→ **Data for this task**:
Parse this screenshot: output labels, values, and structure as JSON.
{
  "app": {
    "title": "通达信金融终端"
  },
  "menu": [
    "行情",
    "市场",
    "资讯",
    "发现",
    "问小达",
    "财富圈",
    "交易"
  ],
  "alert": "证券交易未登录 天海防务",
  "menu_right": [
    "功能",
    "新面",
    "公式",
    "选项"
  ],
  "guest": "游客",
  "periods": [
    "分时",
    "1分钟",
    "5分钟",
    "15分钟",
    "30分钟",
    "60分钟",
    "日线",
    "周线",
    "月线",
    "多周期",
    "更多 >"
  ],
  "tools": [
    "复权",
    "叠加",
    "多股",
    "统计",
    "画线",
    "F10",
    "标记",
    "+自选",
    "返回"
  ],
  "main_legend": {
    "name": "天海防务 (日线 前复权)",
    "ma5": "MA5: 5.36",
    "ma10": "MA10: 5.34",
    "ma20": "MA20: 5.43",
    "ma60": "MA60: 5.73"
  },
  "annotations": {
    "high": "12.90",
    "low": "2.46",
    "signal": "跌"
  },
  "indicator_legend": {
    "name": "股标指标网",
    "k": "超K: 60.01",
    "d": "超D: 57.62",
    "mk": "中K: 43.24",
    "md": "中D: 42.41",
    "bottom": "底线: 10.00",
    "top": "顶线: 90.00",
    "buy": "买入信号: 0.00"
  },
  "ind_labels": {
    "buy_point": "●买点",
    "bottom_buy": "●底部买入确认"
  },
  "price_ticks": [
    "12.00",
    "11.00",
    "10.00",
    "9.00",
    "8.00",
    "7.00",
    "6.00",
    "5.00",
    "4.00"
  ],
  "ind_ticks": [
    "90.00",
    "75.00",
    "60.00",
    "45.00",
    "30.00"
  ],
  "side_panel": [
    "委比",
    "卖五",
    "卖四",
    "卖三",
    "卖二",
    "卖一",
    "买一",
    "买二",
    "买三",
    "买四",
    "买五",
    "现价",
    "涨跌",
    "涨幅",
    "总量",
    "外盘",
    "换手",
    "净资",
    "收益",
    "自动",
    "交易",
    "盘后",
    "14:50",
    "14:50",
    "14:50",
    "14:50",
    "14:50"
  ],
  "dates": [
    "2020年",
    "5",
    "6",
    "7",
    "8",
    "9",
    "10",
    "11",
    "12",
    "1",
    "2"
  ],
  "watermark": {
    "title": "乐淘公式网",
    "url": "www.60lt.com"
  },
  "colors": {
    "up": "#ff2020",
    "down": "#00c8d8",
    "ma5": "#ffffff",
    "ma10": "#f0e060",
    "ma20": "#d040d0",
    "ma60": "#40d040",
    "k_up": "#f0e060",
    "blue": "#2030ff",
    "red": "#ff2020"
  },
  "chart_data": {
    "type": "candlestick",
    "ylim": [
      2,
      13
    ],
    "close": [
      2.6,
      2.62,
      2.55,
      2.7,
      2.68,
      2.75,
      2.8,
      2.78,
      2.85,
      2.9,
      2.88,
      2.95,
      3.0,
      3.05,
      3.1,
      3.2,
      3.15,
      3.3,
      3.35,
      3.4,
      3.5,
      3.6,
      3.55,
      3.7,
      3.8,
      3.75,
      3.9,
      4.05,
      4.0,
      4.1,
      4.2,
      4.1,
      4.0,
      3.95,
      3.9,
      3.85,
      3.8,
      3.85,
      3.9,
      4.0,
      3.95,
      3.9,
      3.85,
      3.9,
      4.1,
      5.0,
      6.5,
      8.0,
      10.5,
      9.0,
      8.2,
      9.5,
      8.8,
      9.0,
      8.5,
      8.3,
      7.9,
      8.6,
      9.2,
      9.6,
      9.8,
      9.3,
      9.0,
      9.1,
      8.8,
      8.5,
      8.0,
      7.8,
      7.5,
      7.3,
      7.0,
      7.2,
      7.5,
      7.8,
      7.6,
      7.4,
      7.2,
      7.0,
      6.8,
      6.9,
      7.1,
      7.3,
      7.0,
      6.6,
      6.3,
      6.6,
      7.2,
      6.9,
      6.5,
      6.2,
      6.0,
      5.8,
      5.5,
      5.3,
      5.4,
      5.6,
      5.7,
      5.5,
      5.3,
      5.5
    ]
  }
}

→ **Short task**:
Repeat all of the records above exactly as written.

→ **Expected output**:
Parse this screenshot: output labels, values, and structure as JSON.
{
  "app": {
    "title": "通达信金融终端"
  },
  "menu": [
    "行情",
    "市场",
    "资讯",
    "发现",
    "问小达",
    "财富圈",
    "交易"
  ],
  "alert": "证券交易未登录 天海防务",
  "menu_right": [
    "功能",
    "新面",
    "公式",
    "选项"
  ],
  "guest": "游客",
  "periods": [
    "分时",
    "1分钟",
    "5分钟",
    "15分钟",
    "30分钟",
    "60分钟",
    "日线",
    "周线",
    "月线",
    "多周期",
    "更多 >"
  ],
  "tools": [
    "复权",
    "叠加",
    "多股",
    "统计",
    "画线",
    "F10",
    "标记",
    "+自选",
    "返回"
  ],
  "main_legend": {
    "name": "天海防务 (日线 前复权)",
    "ma5": "MA5: 5.36",
    "ma10": "MA10: 5.34",
    "ma20": "MA20: 5.43",
    "ma60": "MA60: 5.73"
  },
  "annotations": {
    "high": "12.90",
    "low": "2.46",
    "signal": "跌"
  },
  "indicator_legend": {
    "name": "股标指标网",
    "k": "超K: 60.01",
    "d": "超D: 57.62",
    "mk": "中K: 43.24",
    "md": "中D: 42.41",
    "bottom": "底线: 10.00",
    "top": "顶线: 90.00",
    "buy": "买入信号: 0.00"
  },
  "ind_labels": {
    "buy_point": "●买点",
    "bottom_buy": "●底部买入确认"
  },
  "price_ticks": [
    "12.00",
    "11.00",
    "10.00",
    "9.00",
    "8.00",
    "7.00",
    "6.00",
    "5.00",
    "4.00"
  ],
  "ind_ticks": [
    "90.00",
    "75.00",
    "60.00",
    "45.00",
    "30.00"
  ],
  "side_panel": [
    "委比",
    "卖五",
    "卖四",
    "卖三",
    "卖二",
    "卖一",
    "买一",
    "买二",
    "买三",
    "买四",
    "买五",
    "现价",
    "涨跌",
    "涨幅",
    "总量",
    "外盘",
    "换手",
    "净资",
    "收益",
    "自动",
    "交易",
    "盘后",
    "14:50",
    "14:50",
    "14:50",
    "14:50",
    "14:50"
  ],
  "dates": [
    "2020年",
    "5",
    "6",
    "7",
    "8",
    "9",
    "10",
    "11",
    "12",
    "1",
    "2"
  ],
  "watermark": {
    "title": "乐淘公式网",
    "url": "www.60lt.com"
  },
  "colors": {
    "up": "#ff2020",
    "down": "#00c8d8",
    "ma5": "#ffffff",
    "ma10": "#f0e060",
    "ma20": "#d040d0",
    "ma60": "#40d040",
    "k_up": "#f0e060",
    "blue": "#2030ff",
    "red": "#ff2020"
  },
  "chart_data": {
    "type": "candlestick",
    "ylim": [
      2,
      13
    ],
    "close": [
      2.6,
      2.62,
      2.55,
      2.7,
      2.68,
      2.75,
      2.8,
      2.78,
      2.85,
      2.9,
      2.88,
      2.95,
      3.0,
      3.05,
      3.1,
      3.2,
      3.15,
      3.3,
      3.35,
      3.4,
      3.5,
      3.6,
      3.55,
      3.7,
      3.8,
      3.75,
      3.9,
      4.05,
      4.0,
      4.1,
      4.2,
      4.1,
      4.0,
      3.95,
      3.9,
      3.85,
      3.8,
      3.85,
      3.9,
      4.0,
      3.95,
      3.9,
      3.85,
      3.9,
      4.1,
      5.0,
      6.5,
      8.0,
      10.5,
      9.0,
      8.2,
      9.5,
      8.8,
      9.0,
      8.5,
      8.3,
      7.9,
      8.6,
      9.2,
      9.6,
      9.8,
      9.3,
      9.0,
      9.1,
      8.8,
      8.5,
      8.0,
      7.8,
      7.5,
      7.3,
      7.0,
      7.2,
      7.5,
      7.8,
      7.6,
      7.4,
      7.2,
      7.0,
      6.8,
      6.9,
      7.1,
      7.3,
      7.0,
      6.6,
      6.3,
      6.6,
      7.2,
      6.9,
      6.5,
      6.2,
      6.0,
      5.8,
      5.5,
      5.3,
      5.4,
      5.6,
      5.7,
      5.5,
      5.3,
      5.5
    ]
  }
}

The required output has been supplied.